Find the word "value" in the listing; pull out each line holding it.

+ + + + + + +

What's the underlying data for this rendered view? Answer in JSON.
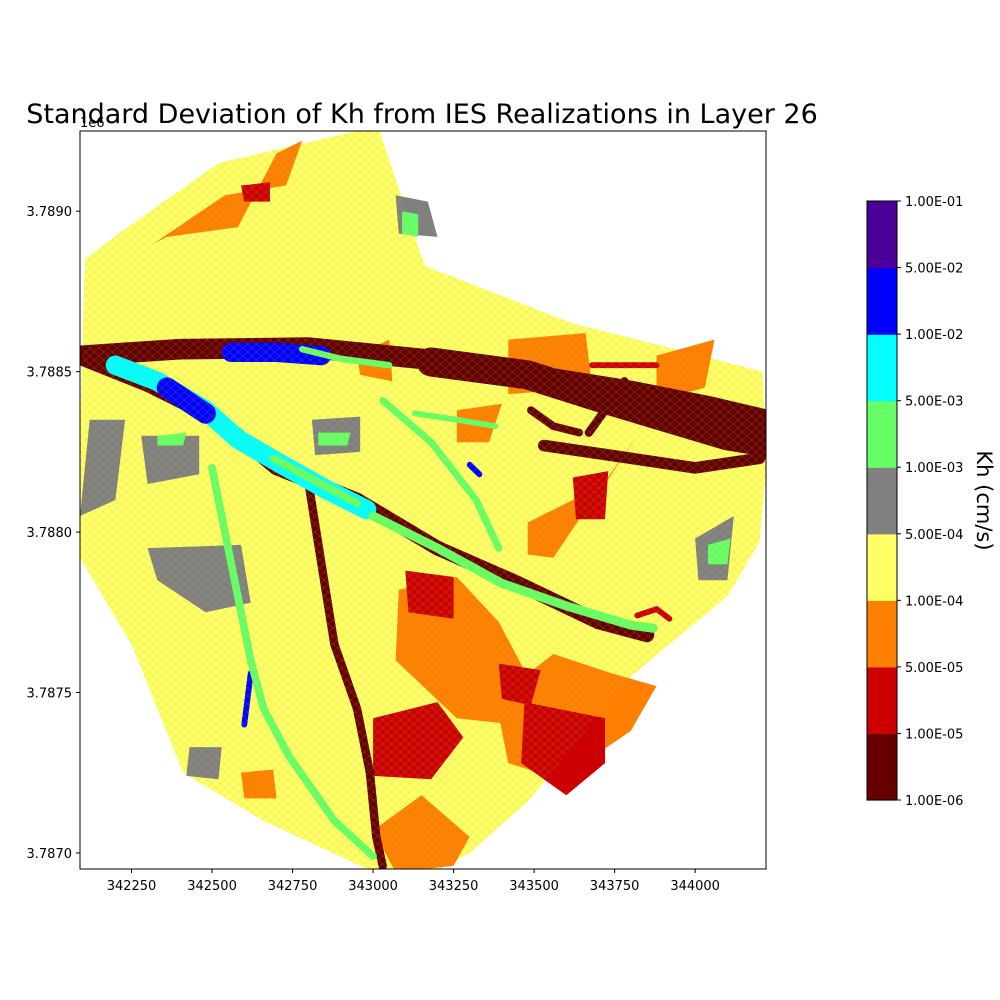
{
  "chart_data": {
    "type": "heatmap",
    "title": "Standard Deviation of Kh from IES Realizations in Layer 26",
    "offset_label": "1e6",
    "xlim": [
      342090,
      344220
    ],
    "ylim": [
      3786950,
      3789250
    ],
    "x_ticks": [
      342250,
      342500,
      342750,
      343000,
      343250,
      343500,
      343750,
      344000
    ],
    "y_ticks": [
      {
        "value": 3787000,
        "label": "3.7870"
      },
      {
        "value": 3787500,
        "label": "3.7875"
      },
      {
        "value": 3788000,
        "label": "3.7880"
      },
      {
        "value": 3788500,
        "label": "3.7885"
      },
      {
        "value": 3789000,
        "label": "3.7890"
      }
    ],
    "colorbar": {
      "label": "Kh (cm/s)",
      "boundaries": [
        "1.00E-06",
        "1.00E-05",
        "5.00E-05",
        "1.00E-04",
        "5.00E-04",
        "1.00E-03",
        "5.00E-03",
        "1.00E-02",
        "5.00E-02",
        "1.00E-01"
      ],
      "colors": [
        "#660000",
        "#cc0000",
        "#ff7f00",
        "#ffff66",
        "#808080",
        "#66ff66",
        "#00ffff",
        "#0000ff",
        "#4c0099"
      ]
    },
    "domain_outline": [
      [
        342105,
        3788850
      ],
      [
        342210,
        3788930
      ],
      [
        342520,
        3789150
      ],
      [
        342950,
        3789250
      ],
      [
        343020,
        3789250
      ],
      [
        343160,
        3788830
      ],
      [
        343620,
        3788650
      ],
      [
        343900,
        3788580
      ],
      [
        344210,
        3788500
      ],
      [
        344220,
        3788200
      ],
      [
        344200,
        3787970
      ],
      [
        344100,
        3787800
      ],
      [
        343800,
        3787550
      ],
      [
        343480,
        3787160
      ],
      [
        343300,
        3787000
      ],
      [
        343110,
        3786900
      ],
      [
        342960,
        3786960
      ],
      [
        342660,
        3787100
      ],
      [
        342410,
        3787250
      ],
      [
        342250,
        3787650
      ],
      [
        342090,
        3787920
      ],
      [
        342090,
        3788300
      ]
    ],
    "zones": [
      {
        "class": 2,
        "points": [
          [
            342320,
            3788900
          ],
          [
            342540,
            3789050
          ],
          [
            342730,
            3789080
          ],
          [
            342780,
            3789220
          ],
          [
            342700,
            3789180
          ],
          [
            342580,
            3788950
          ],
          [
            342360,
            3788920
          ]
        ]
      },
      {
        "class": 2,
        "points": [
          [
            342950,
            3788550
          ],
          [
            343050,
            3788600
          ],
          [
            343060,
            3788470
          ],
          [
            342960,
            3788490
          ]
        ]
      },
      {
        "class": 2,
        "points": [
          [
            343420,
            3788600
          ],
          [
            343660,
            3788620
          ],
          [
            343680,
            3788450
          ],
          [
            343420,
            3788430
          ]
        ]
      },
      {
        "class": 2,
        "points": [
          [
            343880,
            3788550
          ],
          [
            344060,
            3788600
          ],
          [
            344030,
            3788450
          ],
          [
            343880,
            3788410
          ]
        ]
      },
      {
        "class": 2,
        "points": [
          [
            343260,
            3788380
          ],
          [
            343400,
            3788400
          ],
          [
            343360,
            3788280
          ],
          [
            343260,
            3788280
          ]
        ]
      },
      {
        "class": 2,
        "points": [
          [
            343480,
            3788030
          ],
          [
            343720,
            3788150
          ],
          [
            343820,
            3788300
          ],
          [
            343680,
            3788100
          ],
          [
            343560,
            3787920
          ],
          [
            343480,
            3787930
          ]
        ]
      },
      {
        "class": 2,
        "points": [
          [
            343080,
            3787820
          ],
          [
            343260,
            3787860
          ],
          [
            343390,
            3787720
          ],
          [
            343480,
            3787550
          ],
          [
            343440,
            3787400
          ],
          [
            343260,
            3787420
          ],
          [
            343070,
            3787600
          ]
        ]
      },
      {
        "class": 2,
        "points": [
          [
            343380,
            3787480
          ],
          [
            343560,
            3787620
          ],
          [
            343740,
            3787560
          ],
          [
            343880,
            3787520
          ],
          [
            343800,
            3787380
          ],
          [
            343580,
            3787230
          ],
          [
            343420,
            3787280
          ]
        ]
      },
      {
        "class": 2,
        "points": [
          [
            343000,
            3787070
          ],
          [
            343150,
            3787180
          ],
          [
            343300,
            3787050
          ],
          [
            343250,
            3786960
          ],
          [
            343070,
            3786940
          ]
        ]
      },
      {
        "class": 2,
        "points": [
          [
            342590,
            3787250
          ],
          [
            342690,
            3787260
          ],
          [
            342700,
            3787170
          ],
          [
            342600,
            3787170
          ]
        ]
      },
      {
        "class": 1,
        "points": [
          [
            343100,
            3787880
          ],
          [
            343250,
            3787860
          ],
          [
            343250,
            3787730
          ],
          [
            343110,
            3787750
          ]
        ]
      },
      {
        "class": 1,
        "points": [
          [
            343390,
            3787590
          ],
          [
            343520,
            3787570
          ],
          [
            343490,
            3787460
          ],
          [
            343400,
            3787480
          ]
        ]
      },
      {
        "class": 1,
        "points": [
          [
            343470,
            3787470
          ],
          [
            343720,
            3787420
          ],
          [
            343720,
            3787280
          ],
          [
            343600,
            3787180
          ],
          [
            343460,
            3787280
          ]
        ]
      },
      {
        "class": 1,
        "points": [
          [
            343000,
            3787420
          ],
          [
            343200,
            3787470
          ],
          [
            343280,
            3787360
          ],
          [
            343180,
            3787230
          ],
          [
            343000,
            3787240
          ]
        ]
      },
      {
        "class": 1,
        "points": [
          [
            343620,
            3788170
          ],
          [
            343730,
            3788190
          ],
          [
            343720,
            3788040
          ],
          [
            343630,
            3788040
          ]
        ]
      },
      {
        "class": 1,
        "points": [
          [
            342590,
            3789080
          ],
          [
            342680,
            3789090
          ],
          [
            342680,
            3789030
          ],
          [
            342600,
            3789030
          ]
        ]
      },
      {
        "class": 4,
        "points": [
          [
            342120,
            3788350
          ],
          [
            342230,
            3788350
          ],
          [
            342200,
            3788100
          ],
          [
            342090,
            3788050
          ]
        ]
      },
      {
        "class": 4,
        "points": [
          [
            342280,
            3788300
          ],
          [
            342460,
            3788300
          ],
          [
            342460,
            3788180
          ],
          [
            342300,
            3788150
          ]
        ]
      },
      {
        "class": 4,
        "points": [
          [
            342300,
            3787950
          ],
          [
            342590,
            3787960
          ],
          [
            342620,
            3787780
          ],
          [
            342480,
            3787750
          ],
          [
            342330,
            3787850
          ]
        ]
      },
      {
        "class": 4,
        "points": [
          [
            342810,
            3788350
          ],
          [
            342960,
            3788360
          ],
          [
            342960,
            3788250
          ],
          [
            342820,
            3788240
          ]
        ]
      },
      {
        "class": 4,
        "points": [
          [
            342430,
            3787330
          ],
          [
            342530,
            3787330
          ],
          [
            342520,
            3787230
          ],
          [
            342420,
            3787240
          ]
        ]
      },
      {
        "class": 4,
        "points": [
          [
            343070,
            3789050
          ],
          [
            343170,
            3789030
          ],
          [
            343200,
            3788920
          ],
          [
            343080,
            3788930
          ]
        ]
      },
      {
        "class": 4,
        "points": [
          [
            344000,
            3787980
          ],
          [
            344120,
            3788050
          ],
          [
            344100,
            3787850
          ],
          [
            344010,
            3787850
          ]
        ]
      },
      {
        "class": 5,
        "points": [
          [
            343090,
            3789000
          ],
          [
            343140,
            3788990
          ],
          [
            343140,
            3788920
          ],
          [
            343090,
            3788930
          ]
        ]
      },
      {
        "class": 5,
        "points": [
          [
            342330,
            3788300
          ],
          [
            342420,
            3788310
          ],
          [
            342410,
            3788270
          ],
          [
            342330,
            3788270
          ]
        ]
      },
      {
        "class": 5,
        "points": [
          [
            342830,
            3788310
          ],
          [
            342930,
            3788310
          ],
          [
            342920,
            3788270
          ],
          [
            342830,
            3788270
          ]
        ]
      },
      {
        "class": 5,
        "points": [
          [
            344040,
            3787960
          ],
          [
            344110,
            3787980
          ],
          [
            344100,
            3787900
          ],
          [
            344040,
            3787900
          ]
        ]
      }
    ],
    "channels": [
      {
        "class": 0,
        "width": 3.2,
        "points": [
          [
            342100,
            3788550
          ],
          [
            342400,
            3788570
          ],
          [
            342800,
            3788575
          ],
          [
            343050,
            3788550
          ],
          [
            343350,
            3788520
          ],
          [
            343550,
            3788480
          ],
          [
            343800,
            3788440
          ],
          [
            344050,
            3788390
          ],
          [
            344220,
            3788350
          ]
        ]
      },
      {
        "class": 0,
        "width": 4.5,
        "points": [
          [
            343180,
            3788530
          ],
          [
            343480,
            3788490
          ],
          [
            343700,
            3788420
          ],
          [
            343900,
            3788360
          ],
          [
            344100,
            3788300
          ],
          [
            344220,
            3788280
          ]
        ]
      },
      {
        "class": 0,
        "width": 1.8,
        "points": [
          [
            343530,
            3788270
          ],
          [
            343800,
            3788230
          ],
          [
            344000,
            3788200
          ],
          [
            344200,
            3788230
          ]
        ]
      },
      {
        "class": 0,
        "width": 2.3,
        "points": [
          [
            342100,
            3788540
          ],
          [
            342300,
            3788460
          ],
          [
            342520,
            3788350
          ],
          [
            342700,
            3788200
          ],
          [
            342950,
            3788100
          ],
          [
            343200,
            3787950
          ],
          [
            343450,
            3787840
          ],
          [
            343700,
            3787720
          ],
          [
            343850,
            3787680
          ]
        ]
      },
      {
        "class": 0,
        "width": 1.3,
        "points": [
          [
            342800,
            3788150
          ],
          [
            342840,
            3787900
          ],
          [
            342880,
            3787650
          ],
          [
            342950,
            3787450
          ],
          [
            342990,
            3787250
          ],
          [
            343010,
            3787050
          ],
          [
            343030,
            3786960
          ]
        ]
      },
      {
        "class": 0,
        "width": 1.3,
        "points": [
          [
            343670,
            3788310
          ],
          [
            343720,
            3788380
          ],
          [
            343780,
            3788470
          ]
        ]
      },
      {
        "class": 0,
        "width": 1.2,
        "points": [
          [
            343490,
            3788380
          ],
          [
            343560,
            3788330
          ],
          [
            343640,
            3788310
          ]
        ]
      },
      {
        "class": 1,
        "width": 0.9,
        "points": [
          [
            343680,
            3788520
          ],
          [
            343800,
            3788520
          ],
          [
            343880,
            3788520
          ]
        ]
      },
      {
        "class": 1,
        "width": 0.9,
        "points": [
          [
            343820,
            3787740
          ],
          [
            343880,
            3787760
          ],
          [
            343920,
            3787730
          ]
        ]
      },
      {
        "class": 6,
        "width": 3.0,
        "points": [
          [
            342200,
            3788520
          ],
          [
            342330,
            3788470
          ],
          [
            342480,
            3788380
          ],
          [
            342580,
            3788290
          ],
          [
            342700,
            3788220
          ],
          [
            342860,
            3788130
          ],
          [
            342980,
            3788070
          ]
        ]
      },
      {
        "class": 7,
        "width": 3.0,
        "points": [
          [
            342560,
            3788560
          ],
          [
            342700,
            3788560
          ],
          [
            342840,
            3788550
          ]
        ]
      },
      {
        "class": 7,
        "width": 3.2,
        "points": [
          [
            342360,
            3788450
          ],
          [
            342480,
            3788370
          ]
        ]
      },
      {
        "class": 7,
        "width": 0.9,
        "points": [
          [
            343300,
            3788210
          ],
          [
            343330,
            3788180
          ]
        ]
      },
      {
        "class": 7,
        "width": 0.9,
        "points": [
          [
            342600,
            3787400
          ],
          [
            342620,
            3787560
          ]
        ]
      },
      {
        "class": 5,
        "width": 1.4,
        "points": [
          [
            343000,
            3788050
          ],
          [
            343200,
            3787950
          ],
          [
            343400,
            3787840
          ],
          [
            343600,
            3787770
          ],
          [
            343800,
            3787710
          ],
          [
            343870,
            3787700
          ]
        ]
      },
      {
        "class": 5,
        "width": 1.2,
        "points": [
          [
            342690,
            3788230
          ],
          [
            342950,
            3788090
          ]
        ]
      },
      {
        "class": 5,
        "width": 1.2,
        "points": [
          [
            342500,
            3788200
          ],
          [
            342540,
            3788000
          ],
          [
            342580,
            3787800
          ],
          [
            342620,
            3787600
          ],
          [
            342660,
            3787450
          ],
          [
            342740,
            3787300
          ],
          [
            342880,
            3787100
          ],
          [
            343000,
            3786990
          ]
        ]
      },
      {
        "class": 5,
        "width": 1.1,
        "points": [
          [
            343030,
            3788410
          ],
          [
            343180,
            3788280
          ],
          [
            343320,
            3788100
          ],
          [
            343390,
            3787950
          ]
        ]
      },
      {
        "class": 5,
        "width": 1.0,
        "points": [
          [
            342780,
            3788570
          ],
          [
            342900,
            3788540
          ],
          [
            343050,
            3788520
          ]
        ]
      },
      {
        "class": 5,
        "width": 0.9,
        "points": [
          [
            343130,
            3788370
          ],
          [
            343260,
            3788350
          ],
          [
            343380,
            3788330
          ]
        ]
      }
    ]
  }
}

+ + + + + + +

# OUTPUT BELOW
        "value": 3787000,
        "value": 3787500,
        "value": 3788000,
        "value": 3788500,
        "value": 3789000,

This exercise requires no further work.